## The input
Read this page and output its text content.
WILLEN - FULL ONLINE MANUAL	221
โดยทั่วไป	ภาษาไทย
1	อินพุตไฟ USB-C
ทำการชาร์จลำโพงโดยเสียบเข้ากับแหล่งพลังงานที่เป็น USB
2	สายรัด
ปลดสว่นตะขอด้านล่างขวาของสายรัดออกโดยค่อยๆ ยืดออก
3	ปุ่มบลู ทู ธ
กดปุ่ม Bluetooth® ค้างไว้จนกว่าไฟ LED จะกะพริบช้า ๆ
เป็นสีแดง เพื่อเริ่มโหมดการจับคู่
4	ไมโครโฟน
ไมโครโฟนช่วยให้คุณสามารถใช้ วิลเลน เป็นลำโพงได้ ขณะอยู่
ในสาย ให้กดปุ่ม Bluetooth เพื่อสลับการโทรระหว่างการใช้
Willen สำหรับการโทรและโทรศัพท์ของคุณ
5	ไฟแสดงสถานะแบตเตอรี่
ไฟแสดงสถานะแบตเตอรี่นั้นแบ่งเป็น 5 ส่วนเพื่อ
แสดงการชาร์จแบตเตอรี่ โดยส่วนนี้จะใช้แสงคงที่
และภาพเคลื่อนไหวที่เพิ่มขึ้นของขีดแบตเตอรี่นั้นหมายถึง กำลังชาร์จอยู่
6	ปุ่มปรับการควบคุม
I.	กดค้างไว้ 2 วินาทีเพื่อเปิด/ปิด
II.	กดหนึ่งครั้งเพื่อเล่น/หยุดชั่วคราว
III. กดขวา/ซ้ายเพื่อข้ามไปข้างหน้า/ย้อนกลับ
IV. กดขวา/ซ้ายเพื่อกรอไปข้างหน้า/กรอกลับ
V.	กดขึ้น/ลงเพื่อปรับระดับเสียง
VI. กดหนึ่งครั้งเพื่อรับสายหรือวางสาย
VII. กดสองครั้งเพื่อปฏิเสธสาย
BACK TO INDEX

## Instructions for the task
Copy out the full listing exactly.

## The reply
Read this page and output its text content.
WILLEN - FULL ONLINE MANUAL	221
โดยทั่วไป	ภาษาไทย
1	อินพุตไฟ USB-C
ทำการชาร์จลำโพงโดยเสียบเข้ากับแหล่งพลังงานที่เป็น USB
2	สายรัด
ปลดสว่นตะขอด้านล่างขวาของสายรัดออกโดยค่อยๆ ยืดออก
3	ปุ่มบลู ทู ธ
กดปุ่ม Bluetooth® ค้างไว้จนกว่าไฟ LED จะกะพริบช้า ๆ
เป็นสีแดง เพื่อเริ่มโหมดการจับคู่
4	ไมโครโฟน
ไมโครโฟนช่วยให้คุณสามารถใช้ วิลเลน เป็นลำโพงได้ ขณะอยู่
ในสาย ให้กดปุ่ม Bluetooth เพื่อสลับการโทรระหว่างการใช้
Willen สำหรับการโทรและโทรศัพท์ของคุณ
5	ไฟแสดงสถานะแบตเตอรี่
ไฟแสดงสถานะแบตเตอรี่นั้นแบ่งเป็น 5 ส่วนเพื่อ
แสดงการชาร์จแบตเตอรี่ โดยส่วนนี้จะใช้แสงคงที่
และภาพเคลื่อนไหวที่เพิ่มขึ้นของขีดแบตเตอรี่นั้นหมายถึง กำลังชาร์จอยู่
6	ปุ่มปรับการควบคุม
I.	กดค้างไว้ 2 วินาทีเพื่อเปิด/ปิด
II.	กดหนึ่งครั้งเพื่อเล่น/หยุดชั่วคราว
III. กดขวา/ซ้ายเพื่อข้ามไปข้างหน้า/ย้อนกลับ
IV. กดขวา/ซ้ายเพื่อกรอไปข้างหน้า/กรอกลับ
V.	กดขึ้น/ลงเพื่อปรับระดับเสียง
VI. กดหนึ่งครั้งเพื่อรับสายหรือวางสาย
VII. กดสองครั้งเพื่อปฏิเสธสาย
BACK TO INDEX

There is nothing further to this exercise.